* **Work to complete**:
Repeat each record exactly. Any picture gets left out.

* **Dataset rows**:
....
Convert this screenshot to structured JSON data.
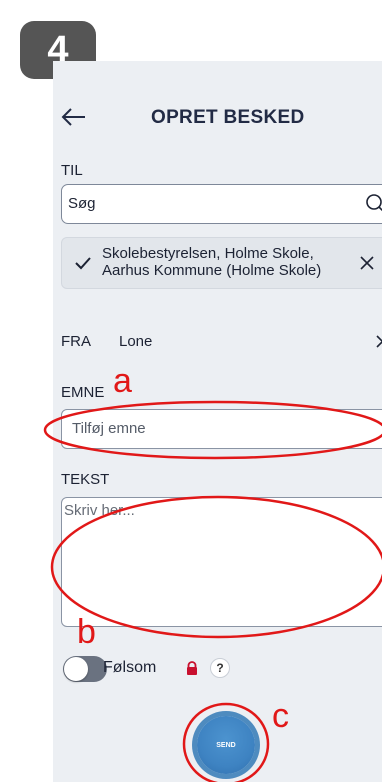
{
  "step_badge": "4",
  "header": {
    "title": "OPRET BESKED"
  },
  "to": {
    "label": "TIL",
    "search_placeholder": "Søg",
    "recipient": "Skolebestyrelsen, Holme Skole, Aarhus Kommune (Holme Skole)"
  },
  "from": {
    "label": "FRA",
    "value": "Lone"
  },
  "subject": {
    "label": "EMNE",
    "placeholder": "Tilføj emne"
  },
  "body_text": {
    "label": "TEKST",
    "placeholder": "Skriv her..."
  },
  "sensitive": {
    "label": "Følsom",
    "help": "?",
    "on": false
  },
  "send_label": "SEND",
  "annotations": {
    "a": "a",
    "b": "b",
    "c": "c",
    "color": "#e11818"
  },
  "icons": [
    "back-arrow-icon",
    "search-icon",
    "check-icon",
    "close-icon",
    "lock-icon",
    "help-icon"
  ]
}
....
* **Answer to the task**:
Convert this screenshot to structured JSON data.
{
  "step_badge": "4",
  "header": {
    "title": "OPRET BESKED"
  },
  "to": {
    "label": "TIL",
    "search_placeholder": "Søg",
    "recipient": "Skolebestyrelsen, Holme Skole, Aarhus Kommune (Holme Skole)"
  },
  "from": {
    "label": "FRA",
    "value": "Lone"
  },
  "subject": {
    "label": "EMNE",
    "placeholder": "Tilføj emne"
  },
  "body_text": {
    "label": "TEKST",
    "placeholder": "Skriv her..."
  },
  "sensitive": {
    "label": "Følsom",
    "help": "?",
    "on": false
  },
  "send_label": "SEND",
  "annotations": {
    "a": "a",
    "b": "b",
    "c": "c",
    "color": "#e11818"
  },
  "icons": [
    "back-arrow-icon",
    "search-icon",
    "check-icon",
    "close-icon",
    "lock-icon",
    "help-icon"
  ]
}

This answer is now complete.